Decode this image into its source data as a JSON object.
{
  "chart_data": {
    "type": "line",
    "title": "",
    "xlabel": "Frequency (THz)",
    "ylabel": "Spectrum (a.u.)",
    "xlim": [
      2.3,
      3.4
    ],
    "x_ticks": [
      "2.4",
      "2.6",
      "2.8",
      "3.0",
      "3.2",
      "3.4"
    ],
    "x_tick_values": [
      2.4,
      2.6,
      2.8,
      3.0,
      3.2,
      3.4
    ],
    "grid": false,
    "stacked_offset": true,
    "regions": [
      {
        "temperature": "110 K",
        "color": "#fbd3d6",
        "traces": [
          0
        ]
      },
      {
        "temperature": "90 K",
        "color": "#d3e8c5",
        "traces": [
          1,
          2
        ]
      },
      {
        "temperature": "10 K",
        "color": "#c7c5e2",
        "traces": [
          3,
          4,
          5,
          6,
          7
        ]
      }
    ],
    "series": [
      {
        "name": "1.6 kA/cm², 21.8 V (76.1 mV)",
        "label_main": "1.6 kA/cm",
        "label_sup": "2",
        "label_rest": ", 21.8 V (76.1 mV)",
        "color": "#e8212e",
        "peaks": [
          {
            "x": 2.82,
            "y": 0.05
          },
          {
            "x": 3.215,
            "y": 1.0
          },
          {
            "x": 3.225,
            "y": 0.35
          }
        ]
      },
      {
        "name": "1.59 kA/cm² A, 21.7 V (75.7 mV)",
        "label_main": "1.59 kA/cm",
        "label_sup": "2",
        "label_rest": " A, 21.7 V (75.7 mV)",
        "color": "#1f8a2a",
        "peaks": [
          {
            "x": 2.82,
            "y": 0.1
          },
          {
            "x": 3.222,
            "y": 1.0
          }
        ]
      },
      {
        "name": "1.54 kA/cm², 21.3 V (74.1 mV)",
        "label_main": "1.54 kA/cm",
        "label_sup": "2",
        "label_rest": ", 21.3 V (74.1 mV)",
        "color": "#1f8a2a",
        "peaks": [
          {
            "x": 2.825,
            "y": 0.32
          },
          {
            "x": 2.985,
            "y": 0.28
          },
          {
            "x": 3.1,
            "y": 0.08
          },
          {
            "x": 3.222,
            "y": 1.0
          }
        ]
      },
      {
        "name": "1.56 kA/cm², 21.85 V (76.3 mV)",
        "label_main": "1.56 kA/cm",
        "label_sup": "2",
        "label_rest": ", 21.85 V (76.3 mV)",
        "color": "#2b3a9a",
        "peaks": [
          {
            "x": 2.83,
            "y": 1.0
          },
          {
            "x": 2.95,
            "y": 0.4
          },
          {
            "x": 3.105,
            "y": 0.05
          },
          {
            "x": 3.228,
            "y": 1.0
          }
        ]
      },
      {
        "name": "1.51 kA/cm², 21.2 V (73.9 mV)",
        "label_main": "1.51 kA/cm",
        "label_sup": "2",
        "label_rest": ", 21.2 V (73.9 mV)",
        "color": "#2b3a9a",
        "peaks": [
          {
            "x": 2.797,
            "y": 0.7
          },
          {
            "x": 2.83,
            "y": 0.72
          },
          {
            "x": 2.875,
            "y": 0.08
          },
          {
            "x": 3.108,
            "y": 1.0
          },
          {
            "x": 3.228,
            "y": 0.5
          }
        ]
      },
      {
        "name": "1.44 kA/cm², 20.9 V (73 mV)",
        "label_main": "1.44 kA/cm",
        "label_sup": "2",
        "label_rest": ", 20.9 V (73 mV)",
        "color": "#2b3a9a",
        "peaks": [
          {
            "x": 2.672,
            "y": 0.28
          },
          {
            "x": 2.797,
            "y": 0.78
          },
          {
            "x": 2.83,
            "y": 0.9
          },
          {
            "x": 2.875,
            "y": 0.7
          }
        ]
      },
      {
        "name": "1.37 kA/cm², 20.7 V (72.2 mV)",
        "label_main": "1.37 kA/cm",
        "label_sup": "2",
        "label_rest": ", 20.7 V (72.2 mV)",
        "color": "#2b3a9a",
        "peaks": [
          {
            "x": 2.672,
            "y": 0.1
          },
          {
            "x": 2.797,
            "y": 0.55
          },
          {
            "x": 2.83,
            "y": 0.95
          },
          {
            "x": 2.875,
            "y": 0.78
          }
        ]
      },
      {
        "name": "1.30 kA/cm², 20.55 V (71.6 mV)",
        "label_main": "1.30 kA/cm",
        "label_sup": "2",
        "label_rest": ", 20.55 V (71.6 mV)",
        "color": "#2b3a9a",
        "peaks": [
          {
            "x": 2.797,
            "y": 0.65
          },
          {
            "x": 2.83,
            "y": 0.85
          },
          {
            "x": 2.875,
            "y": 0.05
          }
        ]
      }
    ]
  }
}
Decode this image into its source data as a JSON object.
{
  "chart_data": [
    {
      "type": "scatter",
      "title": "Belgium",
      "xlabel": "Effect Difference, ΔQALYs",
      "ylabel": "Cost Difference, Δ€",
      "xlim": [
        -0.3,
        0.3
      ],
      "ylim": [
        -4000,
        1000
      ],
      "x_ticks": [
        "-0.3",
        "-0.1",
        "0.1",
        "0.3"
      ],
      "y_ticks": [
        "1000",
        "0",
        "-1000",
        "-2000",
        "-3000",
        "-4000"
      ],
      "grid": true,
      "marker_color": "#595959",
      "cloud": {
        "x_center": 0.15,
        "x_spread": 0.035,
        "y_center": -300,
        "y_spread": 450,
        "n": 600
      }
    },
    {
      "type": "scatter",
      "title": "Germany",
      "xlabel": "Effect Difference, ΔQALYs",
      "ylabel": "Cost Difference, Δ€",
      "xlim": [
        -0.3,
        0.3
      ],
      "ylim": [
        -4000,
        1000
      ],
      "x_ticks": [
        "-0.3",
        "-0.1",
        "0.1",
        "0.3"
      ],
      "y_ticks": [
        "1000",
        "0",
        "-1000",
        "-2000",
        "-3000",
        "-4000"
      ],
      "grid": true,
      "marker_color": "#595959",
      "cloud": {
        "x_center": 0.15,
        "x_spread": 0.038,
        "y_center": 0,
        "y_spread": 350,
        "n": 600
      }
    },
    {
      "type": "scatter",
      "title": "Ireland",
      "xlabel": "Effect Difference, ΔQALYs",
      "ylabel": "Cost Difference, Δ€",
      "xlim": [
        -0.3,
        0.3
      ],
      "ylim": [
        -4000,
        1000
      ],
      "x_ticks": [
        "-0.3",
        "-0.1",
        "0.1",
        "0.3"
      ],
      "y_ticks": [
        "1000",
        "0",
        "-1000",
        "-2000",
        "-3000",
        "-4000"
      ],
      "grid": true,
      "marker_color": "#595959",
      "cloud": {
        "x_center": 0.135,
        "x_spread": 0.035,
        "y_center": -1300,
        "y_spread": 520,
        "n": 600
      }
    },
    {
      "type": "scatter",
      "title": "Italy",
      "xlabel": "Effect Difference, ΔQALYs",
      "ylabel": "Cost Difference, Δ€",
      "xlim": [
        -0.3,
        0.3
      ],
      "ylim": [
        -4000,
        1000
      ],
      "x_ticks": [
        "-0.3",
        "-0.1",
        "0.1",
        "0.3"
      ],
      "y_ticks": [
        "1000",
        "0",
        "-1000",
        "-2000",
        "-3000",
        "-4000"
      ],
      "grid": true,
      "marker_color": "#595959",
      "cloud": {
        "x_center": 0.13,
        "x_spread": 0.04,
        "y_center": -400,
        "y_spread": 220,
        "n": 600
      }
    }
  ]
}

----

_What this task involves_
All of the entries above need to be reproduced exactly.

_The solution_
Decode this image into its source data as a JSON object.
{
  "chart_data": {
    "type": "line",
    "title": "",
    "xlabel": "Frequency (THz)",
    "ylabel": "Spectrum (a.u.)",
    "xlim": [
      2.3,
      3.4
    ],
    "x_ticks": [
      "2.4",
      "2.6",
      "2.8",
      "3.0",
      "3.2",
      "3.4"
    ],
    "x_tick_values": [
      2.4,
      2.6,
      2.8,
      3.0,
      3.2,
      3.4
    ],
    "grid": false,
    "stacked_offset": true,
    "regions": [
      {
        "temperature": "110 K",
        "color": "#fbd3d6",
        "traces": [
          0
        ]
      },
      {
        "temperature": "90 K",
        "color": "#d3e8c5",
        "traces": [
          1,
          2
        ]
      },
      {
        "temperature": "10 K",
        "color": "#c7c5e2",
        "traces": [
          3,
          4,
          5,
          6,
          7
        ]
      }
    ],
    "series": [
      {
        "name": "1.6 kA/cm², 21.8 V (76.1 mV)",
        "label_main": "1.6 kA/cm",
        "label_sup": "2",
        "label_rest": ", 21.8 V (76.1 mV)",
        "color": "#e8212e",
        "peaks": [
          {
            "x": 2.82,
            "y": 0.05
          },
          {
            "x": 3.215,
            "y": 1.0
          },
          {
            "x": 3.225,
            "y": 0.35
          }
        ]
      },
      {
        "name": "1.59 kA/cm² A, 21.7 V (75.7 mV)",
        "label_main": "1.59 kA/cm",
        "label_sup": "2",
        "label_rest": " A, 21.7 V (75.7 mV)",
        "color": "#1f8a2a",
        "peaks": [
          {
            "x": 2.82,
            "y": 0.1
          },
          {
            "x": 3.222,
            "y": 1.0
          }
        ]
      },
      {
        "name": "1.54 kA/cm², 21.3 V (74.1 mV)",
        "label_main": "1.54 kA/cm",
        "label_sup": "2",
        "label_rest": ", 21.3 V (74.1 mV)",
        "color": "#1f8a2a",
        "peaks": [
          {
            "x": 2.825,
            "y": 0.32
          },
          {
            "x": 2.985,
            "y": 0.28
          },
          {
            "x": 3.1,
            "y": 0.08
          },
          {
            "x": 3.222,
            "y": 1.0
          }
        ]
      },
      {
        "name": "1.56 kA/cm², 21.85 V (76.3 mV)",
        "label_main": "1.56 kA/cm",
        "label_sup": "2",
        "label_rest": ", 21.85 V (76.3 mV)",
        "color": "#2b3a9a",
        "peaks": [
          {
            "x": 2.83,
            "y": 1.0
          },
          {
            "x": 2.95,
            "y": 0.4
          },
          {
            "x": 3.105,
            "y": 0.05
          },
          {
            "x": 3.228,
            "y": 1.0
          }
        ]
      },
      {
        "name": "1.51 kA/cm², 21.2 V (73.9 mV)",
        "label_main": "1.51 kA/cm",
        "label_sup": "2",
        "label_rest": ", 21.2 V (73.9 mV)",
        "color": "#2b3a9a",
        "peaks": [
          {
            "x": 2.797,
            "y": 0.7
          },
          {
            "x": 2.83,
            "y": 0.72
          },
          {
            "x": 2.875,
            "y": 0.08
          },
          {
            "x": 3.108,
            "y": 1.0
          },
          {
            "x": 3.228,
            "y": 0.5
          }
        ]
      },
      {
        "name": "1.44 kA/cm², 20.9 V (73 mV)",
        "label_main": "1.44 kA/cm",
        "label_sup": "2",
        "label_rest": ", 20.9 V (73 mV)",
        "color": "#2b3a9a",
        "peaks": [
          {
            "x": 2.672,
            "y": 0.28
          },
          {
            "x": 2.797,
            "y": 0.78
          },
          {
            "x": 2.83,
            "y": 0.9
          },
          {
            "x": 2.875,
            "y": 0.7
          }
        ]
      },
      {
        "name": "1.37 kA/cm², 20.7 V (72.2 mV)",
        "label_main": "1.37 kA/cm",
        "label_sup": "2",
        "label_rest": ", 20.7 V (72.2 mV)",
        "color": "#2b3a9a",
        "peaks": [
          {
            "x": 2.672,
            "y": 0.1
          },
          {
            "x": 2.797,
            "y": 0.55
          },
          {
            "x": 2.83,
            "y": 0.95
          },
          {
            "x": 2.875,
            "y": 0.78
          }
        ]
      },
      {
        "name": "1.30 kA/cm², 20.55 V (71.6 mV)",
        "label_main": "1.30 kA/cm",
        "label_sup": "2",
        "label_rest": ", 20.55 V (71.6 mV)",
        "color": "#2b3a9a",
        "peaks": [
          {
            "x": 2.797,
            "y": 0.65
          },
          {
            "x": 2.83,
            "y": 0.85
          },
          {
            "x": 2.875,
            "y": 0.05
          }
        ]
      }
    ]
  }
}
Decode this image into its source data as a JSON object.
{
  "chart_data": [
    {
      "type": "scatter",
      "title": "Belgium",
      "xlabel": "Effect Difference, ΔQALYs",
      "ylabel": "Cost Difference, Δ€",
      "xlim": [
        -0.3,
        0.3
      ],
      "ylim": [
        -4000,
        1000
      ],
      "x_ticks": [
        "-0.3",
        "-0.1",
        "0.1",
        "0.3"
      ],
      "y_ticks": [
        "1000",
        "0",
        "-1000",
        "-2000",
        "-3000",
        "-4000"
      ],
      "grid": true,
      "marker_color": "#595959",
      "cloud": {
        "x_center": 0.15,
        "x_spread": 0.035,
        "y_center": -300,
        "y_spread": 450,
        "n": 600
      }
    },
    {
      "type": "scatter",
      "title": "Germany",
      "xlabel": "Effect Difference, ΔQALYs",
      "ylabel": "Cost Difference, Δ€",
      "xlim": [
        -0.3,
        0.3
      ],
      "ylim": [
        -4000,
        1000
      ],
      "x_ticks": [
        "-0.3",
        "-0.1",
        "0.1",
        "0.3"
      ],
      "y_ticks": [
        "1000",
        "0",
        "-1000",
        "-2000",
        "-3000",
        "-4000"
      ],
      "grid": true,
      "marker_color": "#595959",
      "cloud": {
        "x_center": 0.15,
        "x_spread": 0.038,
        "y_center": 0,
        "y_spread": 350,
        "n": 600
      }
    },
    {
      "type": "scatter",
      "title": "Ireland",
      "xlabel": "Effect Difference, ΔQALYs",
      "ylabel": "Cost Difference, Δ€",
      "xlim": [
        -0.3,
        0.3
      ],
      "ylim": [
        -4000,
        1000
      ],
      "x_ticks": [
        "-0.3",
        "-0.1",
        "0.1",
        "0.3"
      ],
      "y_ticks": [
        "1000",
        "0",
        "-1000",
        "-2000",
        "-3000",
        "-4000"
      ],
      "grid": true,
      "marker_color": "#595959",
      "cloud": {
        "x_center": 0.135,
        "x_spread": 0.035,
        "y_center": -1300,
        "y_spread": 520,
        "n": 600
      }
    },
    {
      "type": "scatter",
      "title": "Italy",
      "xlabel": "Effect Difference, ΔQALYs",
      "ylabel": "Cost Difference, Δ€",
      "xlim": [
        -0.3,
        0.3
      ],
      "ylim": [
        -4000,
        1000
      ],
      "x_ticks": [
        "-0.3",
        "-0.1",
        "0.1",
        "0.3"
      ],
      "y_ticks": [
        "1000",
        "0",
        "-1000",
        "-2000",
        "-3000",
        "-4000"
      ],
      "grid": true,
      "marker_color": "#595959",
      "cloud": {
        "x_center": 0.13,
        "x_spread": 0.04,
        "y_center": -400,
        "y_spread": 220,
        "n": 600
      }
    }
  ]
}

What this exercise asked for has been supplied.